-- Begin --
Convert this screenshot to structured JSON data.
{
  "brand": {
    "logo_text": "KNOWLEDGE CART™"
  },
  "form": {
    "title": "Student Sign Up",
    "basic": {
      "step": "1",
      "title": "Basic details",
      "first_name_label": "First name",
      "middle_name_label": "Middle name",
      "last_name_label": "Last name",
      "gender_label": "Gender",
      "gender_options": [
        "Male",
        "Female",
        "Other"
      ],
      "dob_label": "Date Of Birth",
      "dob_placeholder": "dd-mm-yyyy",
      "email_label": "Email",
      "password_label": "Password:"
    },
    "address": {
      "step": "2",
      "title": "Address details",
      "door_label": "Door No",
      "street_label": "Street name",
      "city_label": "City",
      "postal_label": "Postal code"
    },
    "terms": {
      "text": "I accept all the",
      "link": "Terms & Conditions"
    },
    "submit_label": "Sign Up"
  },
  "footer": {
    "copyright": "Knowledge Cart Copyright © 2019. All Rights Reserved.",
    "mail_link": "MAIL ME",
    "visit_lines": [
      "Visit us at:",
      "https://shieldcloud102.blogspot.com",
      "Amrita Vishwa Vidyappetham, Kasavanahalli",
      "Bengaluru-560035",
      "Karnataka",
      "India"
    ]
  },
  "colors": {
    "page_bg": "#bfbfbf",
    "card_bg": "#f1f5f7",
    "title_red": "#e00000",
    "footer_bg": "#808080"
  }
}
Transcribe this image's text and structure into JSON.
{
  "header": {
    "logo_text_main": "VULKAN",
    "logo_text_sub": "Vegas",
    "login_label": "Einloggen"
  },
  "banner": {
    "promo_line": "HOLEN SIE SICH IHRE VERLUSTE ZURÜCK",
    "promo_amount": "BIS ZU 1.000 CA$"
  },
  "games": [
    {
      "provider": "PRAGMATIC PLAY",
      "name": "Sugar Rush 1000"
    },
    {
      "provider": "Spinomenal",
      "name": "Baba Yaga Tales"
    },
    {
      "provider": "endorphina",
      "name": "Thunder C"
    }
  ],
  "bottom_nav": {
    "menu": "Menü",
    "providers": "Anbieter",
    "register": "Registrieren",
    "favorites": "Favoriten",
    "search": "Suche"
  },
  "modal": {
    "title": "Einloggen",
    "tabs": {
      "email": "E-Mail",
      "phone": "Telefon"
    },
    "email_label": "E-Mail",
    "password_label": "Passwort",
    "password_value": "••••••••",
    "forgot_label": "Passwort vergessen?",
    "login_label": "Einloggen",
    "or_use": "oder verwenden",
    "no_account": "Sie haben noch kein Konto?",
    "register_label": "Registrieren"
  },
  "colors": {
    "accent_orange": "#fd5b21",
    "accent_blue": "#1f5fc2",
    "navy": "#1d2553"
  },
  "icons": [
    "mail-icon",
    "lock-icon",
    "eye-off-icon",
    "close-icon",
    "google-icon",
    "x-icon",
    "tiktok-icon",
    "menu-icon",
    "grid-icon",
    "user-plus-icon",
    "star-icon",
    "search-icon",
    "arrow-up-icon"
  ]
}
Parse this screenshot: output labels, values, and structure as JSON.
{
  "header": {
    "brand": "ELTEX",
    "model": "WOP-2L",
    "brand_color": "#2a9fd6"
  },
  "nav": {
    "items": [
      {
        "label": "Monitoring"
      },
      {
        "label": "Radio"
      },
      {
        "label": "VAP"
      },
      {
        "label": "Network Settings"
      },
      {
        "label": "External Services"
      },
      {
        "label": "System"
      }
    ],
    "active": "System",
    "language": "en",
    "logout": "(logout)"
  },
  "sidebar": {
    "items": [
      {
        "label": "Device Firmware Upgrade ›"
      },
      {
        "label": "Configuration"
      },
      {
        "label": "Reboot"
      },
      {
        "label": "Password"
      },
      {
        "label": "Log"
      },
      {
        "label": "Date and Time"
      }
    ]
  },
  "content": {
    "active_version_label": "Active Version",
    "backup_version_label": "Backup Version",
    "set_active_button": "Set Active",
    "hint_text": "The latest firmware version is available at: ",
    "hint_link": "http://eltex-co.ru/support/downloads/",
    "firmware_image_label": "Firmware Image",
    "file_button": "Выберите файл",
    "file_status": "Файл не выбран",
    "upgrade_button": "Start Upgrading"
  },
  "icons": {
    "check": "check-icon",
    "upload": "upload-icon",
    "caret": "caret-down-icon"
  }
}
-- End --
**Exercise goal**
Using the material above, print every entry exactly as written.

**Full response**
Convert this screenshot to structured JSON data.
{
  "brand": {
    "logo_text": "KNOWLEDGE CART™"
  },
  "form": {
    "title": "Student Sign Up",
    "basic": {
      "step": "1",
      "title": "Basic details",
      "first_name_label": "First name",
      "middle_name_label": "Middle name",
      "last_name_label": "Last name",
      "gender_label": "Gender",
      "gender_options": [
        "Male",
        "Female",
        "Other"
      ],
      "dob_label": "Date Of Birth",
      "dob_placeholder": "dd-mm-yyyy",
      "email_label": "Email",
      "password_label": "Password:"
    },
    "address": {
      "step": "2",
      "title": "Address details",
      "door_label": "Door No",
      "street_label": "Street name",
      "city_label": "City",
      "postal_label": "Postal code"
    },
    "terms": {
      "text": "I accept all the",
      "link": "Terms & Conditions"
    },
    "submit_label": "Sign Up"
  },
  "footer": {
    "copyright": "Knowledge Cart Copyright © 2019. All Rights Reserved.",
    "mail_link": "MAIL ME",
    "visit_lines": [
      "Visit us at:",
      "https://shieldcloud102.blogspot.com",
      "Amrita Vishwa Vidyappetham, Kasavanahalli",
      "Bengaluru-560035",
      "Karnataka",
      "India"
    ]
  },
  "colors": {
    "page_bg": "#bfbfbf",
    "card_bg": "#f1f5f7",
    "title_red": "#e00000",
    "footer_bg": "#808080"
  }
}
Transcribe this image's text and structure into JSON.
{
  "header": {
    "logo_text_main": "VULKAN",
    "logo_text_sub": "Vegas",
    "login_label": "Einloggen"
  },
  "banner": {
    "promo_line": "HOLEN SIE SICH IHRE VERLUSTE ZURÜCK",
    "promo_amount": "BIS ZU 1.000 CA$"
  },
  "games": [
    {
      "provider": "PRAGMATIC PLAY",
      "name": "Sugar Rush 1000"
    },
    {
      "provider": "Spinomenal",
      "name": "Baba Yaga Tales"
    },
    {
      "provider": "endorphina",
      "name": "Thunder C"
    }
  ],
  "bottom_nav": {
    "menu": "Menü",
    "providers": "Anbieter",
    "register": "Registrieren",
    "favorites": "Favoriten",
    "search": "Suche"
  },
  "modal": {
    "title": "Einloggen",
    "tabs": {
      "email": "E-Mail",
      "phone": "Telefon"
    },
    "email_label": "E-Mail",
    "password_label": "Passwort",
    "password_value": "••••••••",
    "forgot_label": "Passwort vergessen?",
    "login_label": "Einloggen",
    "or_use": "oder verwenden",
    "no_account": "Sie haben noch kein Konto?",
    "register_label": "Registrieren"
  },
  "colors": {
    "accent_orange": "#fd5b21",
    "accent_blue": "#1f5fc2",
    "navy": "#1d2553"
  },
  "icons": [
    "mail-icon",
    "lock-icon",
    "eye-off-icon",
    "close-icon",
    "google-icon",
    "x-icon",
    "tiktok-icon",
    "menu-icon",
    "grid-icon",
    "user-plus-icon",
    "star-icon",
    "search-icon",
    "arrow-up-icon"
  ]
}
Parse this screenshot: output labels, values, and structure as JSON.
{
  "header": {
    "brand": "ELTEX",
    "model": "WOP-2L",
    "brand_color": "#2a9fd6"
  },
  "nav": {
    "items": [
      {
        "label": "Monitoring"
      },
      {
        "label": "Radio"
      },
      {
        "label": "VAP"
      },
      {
        "label": "Network Settings"
      },
      {
        "label": "External Services"
      },
      {
        "label": "System"
      }
    ],
    "active": "System",
    "language": "en",
    "logout": "(logout)"
  },
  "sidebar": {
    "items": [
      {
        "label": "Device Firmware Upgrade ›"
      },
      {
        "label": "Configuration"
      },
      {
        "label": "Reboot"
      },
      {
        "label": "Password"
      },
      {
        "label": "Log"
      },
      {
        "label": "Date and Time"
      }
    ]
  },
  "content": {
    "active_version_label": "Active Version",
    "backup_version_label": "Backup Version",
    "set_active_button": "Set Active",
    "hint_text": "The latest firmware version is available at: ",
    "hint_link": "http://eltex-co.ru/support/downloads/",
    "firmware_image_label": "Firmware Image",
    "file_button": "Выберите файл",
    "file_status": "Файл не выбран",
    "upgrade_button": "Start Upgrading"
  },
  "icons": {
    "check": "check-icon",
    "upload": "upload-icon",
    "caret": "caret-down-icon"
  }
}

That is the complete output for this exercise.